> **REQUEST 1**: Update the listing from the line with "- brisbane-legend-label-2012: 2012: [54, 653, 87, 670]" to the line with "- brisbane-series-line-2013: [90, 356, 567, 435]", replacing "x-tick-label" with "x-axis-label" and leaving everything else unchanged. Return only those lines.

Evaluation

The eval framework lets you define automated test suites for your agents. Each eval block specifies test cases with expected outputs and a pass/fail threshold.

Defining an Eval

haira

eval "Customer Support Quality" {
    agent: SupportBot
    cases: [
        {
            input: "How do I reset my password?",
            expected: "Go to Settings > Security > Reset Password"
        },
        {
            input: "What are your pricing plans?",
            expected: "starter, professional, enterprise"
        },
        {
            input: "I need a refund",
            expected: "refund policy"
        }
    ]
    threshold: 0.8
}

Eval Fields

Field	Required	Description
`agent`	Yes	The agent to evaluate
`cases`	Yes	List of test cases with `input` and `expected`
`threshold`	No	Minimum pass rate (0.0–1.0, default 0.7)

Test Cases

Each case has:

input — the prompt sent to the agent
expected — substring(s) that should appear in the agent's response

The eval runner checks if the agent's response contains the expected text (case-insensitive substring match).

> **REQUEST 2**:
Answer these questions about the evaluation page:
(a) What is the default threshold when none is given?
(b) What threshold does the "Customer Support Quality" eval set?
(c) What kind of match does the eval runner use to compare the response with the expected text?

[Records from a data source]

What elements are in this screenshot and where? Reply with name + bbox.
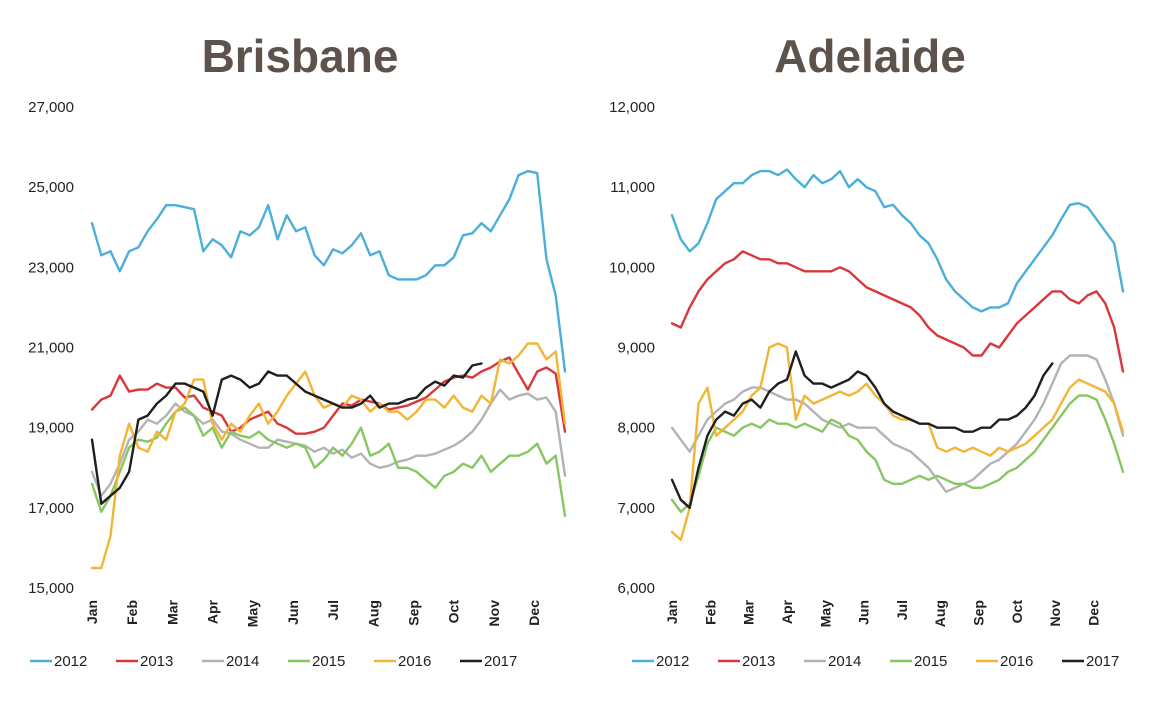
- brisbane-legend-label-2012: 2012: [54, 653, 87, 670]
- brisbane-x-tick-label: Oct: [446, 600, 462, 624]
- brisbane-series-line-2012: [90, 169, 567, 373]
- brisbane-x-tick-label: Jul: [325, 600, 341, 620]
- adelaide-y-tick-label: 8,000: [617, 420, 655, 437]
- adelaide-series-line-2015: [670, 394, 1125, 513]
- adelaide-x-tick-label: Apr: [779, 599, 795, 624]
- brisbane-y-tick-label: 25,000: [28, 179, 74, 196]
- adelaide-y-tick-label: 10,000: [609, 259, 655, 276]
- adelaide-legend-label-2017: 2017: [1086, 653, 1119, 670]
- brisbane-x-tick-label: Aug: [365, 600, 381, 627]
- adelaide-x-tick-label: May: [817, 600, 833, 627]
- brisbane-legend-label-2017: 2017: [484, 653, 517, 670]
- brisbane-x-tick-label: Feb: [124, 600, 140, 625]
- adelaide-y-tick-label: 11,000: [610, 179, 655, 196]
- brisbane-y-tick-label: 23,000: [28, 259, 74, 276]
- adelaide-y-tick-label: 6,000: [617, 580, 655, 597]
- adelaide-series-line-2017: [670, 350, 1054, 509]
- adelaide-x-tick-label: Feb: [702, 600, 718, 625]
- adelaide-legend-label-2012: 2012: [656, 653, 689, 670]
- adelaide-chart: Adelaide 6,000 7,000 8,000 9,000 10,000 11,000…: [609, 30, 1125, 670]
- brisbane-legend-label-2014: 2014: [226, 653, 259, 670]
- adelaide-x-tick-label: Jun: [856, 600, 872, 625]
- brisbane-chart: Brisbane 15,000 17,000 19,000 21,000 23,000 25…: [28, 30, 567, 670]
- adelaide-legend-label-2015: 2015: [914, 653, 947, 670]
- adelaide-legend-label-2014: 2014: [828, 653, 861, 670]
- brisbane-y-tick-label: 27,000: [28, 99, 74, 116]
- adelaide-series-line-2016: [670, 342, 1125, 542]
- brisbane-y-tick-label: 17,000: [28, 500, 74, 517]
- adelaide-legend-label-2016: 2016: [1000, 653, 1033, 670]
- adelaide-x-tick-label: Dec: [1086, 600, 1102, 626]
- brisbane-series-line-2017: [90, 362, 483, 505]
- adelaide-x-tick-label: Mar: [741, 599, 757, 624]
- adelaide-x-tick-label: Jan: [664, 600, 680, 624]
- brisbane-x-tick-label: Nov: [486, 600, 502, 627]
- brisbane-x-tick-label: Sep: [406, 600, 422, 626]
- brisbane-x-tick-label: Jun: [285, 600, 301, 625]
- brisbane-series-line-2013: [90, 356, 567, 435]
- brisbane-y-tick-label: 19,000: [28, 420, 74, 437]
- adelaide-x-tick-label: Jul: [894, 600, 910, 620]
- brisbane-legend-label-2013: 2013: [140, 653, 173, 670]
- adelaide-x-tick-label: Sep: [971, 600, 987, 626]
- adelaide-series-line-2014: [670, 354, 1125, 493]
- adelaide-y-tick-label: 12,000: [609, 99, 655, 116]
- brisbane-x-tick-label: May: [245, 600, 261, 627]
- brisbane-y-tick-label: 15,000: [28, 580, 74, 597]
- brisbane-x-tick-label: Apr: [205, 599, 221, 624]
- brisbane-legend-label-2015: 2015: [312, 653, 345, 670]
- adelaide-chart-title: Adelaide: [774, 30, 966, 82]
- adelaide-legend-label-2013: 2013: [742, 653, 775, 670]
- brisbane-y-tick-label: 21,000: [28, 340, 74, 357]
- brisbane-chart-title: Brisbane: [202, 30, 399, 82]
- adelaide-x-tick-label: Nov: [1047, 600, 1063, 627]
- adelaide-series-line-2013: [670, 250, 1125, 373]
- adelaide-y-tick-label: 9,000: [617, 340, 655, 357]
- brisbane-x-tick-label: Dec: [526, 600, 542, 626]
- adelaide-y-tick-label: 7,000: [617, 500, 655, 517]
- brisbane-x-tick-label: Mar: [164, 599, 180, 624]
- brisbane-legend-label-2016: 2016: [398, 653, 431, 670]
- brisbane-series-line-2014: [90, 388, 567, 497]
- adelaide-x-tick-label: Oct: [1009, 600, 1025, 624]
- adelaide-x-tick-label: Aug: [932, 600, 948, 627]
- brisbane-x-tick-label: Jan: [84, 600, 100, 624]
- brisbane-series-line-2015: [90, 406, 567, 518]
- adelaide-series-line-2012: [670, 168, 1125, 313]
- brisbane-series-line-2016: [90, 342, 567, 570]
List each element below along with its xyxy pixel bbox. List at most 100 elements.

> **RESPONSE 1**:
- brisbane-legend-label-2012: 2012: [54, 653, 87, 670]
- brisbane-x-axis-label: Oct: [446, 600, 462, 624]
- brisbane-series-line-2012: [90, 169, 567, 373]
- brisbane-x-axis-label: Jul: [325, 600, 341, 620]
- adelaide-y-tick-label: 8,000: [617, 420, 655, 437]
- adelaide-series-line-2015: [670, 394, 1125, 513]
- adelaide-x-axis-label: Apr: [779, 599, 795, 624]
- brisbane-y-tick-label: 25,000: [28, 179, 74, 196]
- adelaide-y-tick-label: 10,000: [609, 259, 655, 276]
- adelaide-legend-label-2017: 2017: [1086, 653, 1119, 670]
- brisbane-x-axis-label: Aug: [365, 600, 381, 627]
- adelaide-x-axis-label: May: [817, 600, 833, 627]
- brisbane-legend-label-2017: 2017: [484, 653, 517, 670]
- brisbane-x-axis-label: Feb: [124, 600, 140, 625]
- adelaide-y-tick-label: 11,000: [610, 179, 655, 196]
- brisbane-y-tick-label: 23,000: [28, 259, 74, 276]
- adelaide-y-tick-label: 6,000: [617, 580, 655, 597]
- adelaide-series-line-2017: [670, 350, 1054, 509]
- adelaide-x-axis-label: Feb: [702, 600, 718, 625]
- adelaide-legend-label-2012: 2012: [656, 653, 689, 670]
- adelaide-chart: Adelaide 6,000 7,000 8,000 9,000 10,000 11,000…: [609, 30, 1125, 670]
- brisbane-legend-label-2014: 2014: [226, 653, 259, 670]
- adelaide-x-axis-label: Jun: [856, 600, 872, 625]
- brisbane-chart: Brisbane 15,000 17,000 19,000 21,000 23,000 25…: [28, 30, 567, 670]
- adelaide-legend-label-2015: 2015: [914, 653, 947, 670]
- adelaide-legend-label-2014: 2014: [828, 653, 861, 670]
- brisbane-y-tick-label: 27,000: [28, 99, 74, 116]
- adelaide-series-line-2016: [670, 342, 1125, 542]
- brisbane-y-tick-label: 17,000: [28, 500, 74, 517]
- adelaide-legend-label-2016: 2016: [1000, 653, 1033, 670]
- adelaide-x-axis-label: Dec: [1086, 600, 1102, 626]
- brisbane-series-line-2017: [90, 362, 483, 505]
- adelaide-x-axis-label: Mar: [741, 599, 757, 624]
- adelaide-x-axis-label: Jan: [664, 600, 680, 624]
- brisbane-x-axis-label: Nov: [486, 600, 502, 627]
- brisbane-x-axis-label: Sep: [406, 600, 422, 626]
- brisbane-x-axis-label: Jun: [285, 600, 301, 625]
- brisbane-series-line-2013: [90, 356, 567, 435]

> **RESPONSE 2**:
(a) 0.7
(b) 0.8
(c) A case-insensitive substring match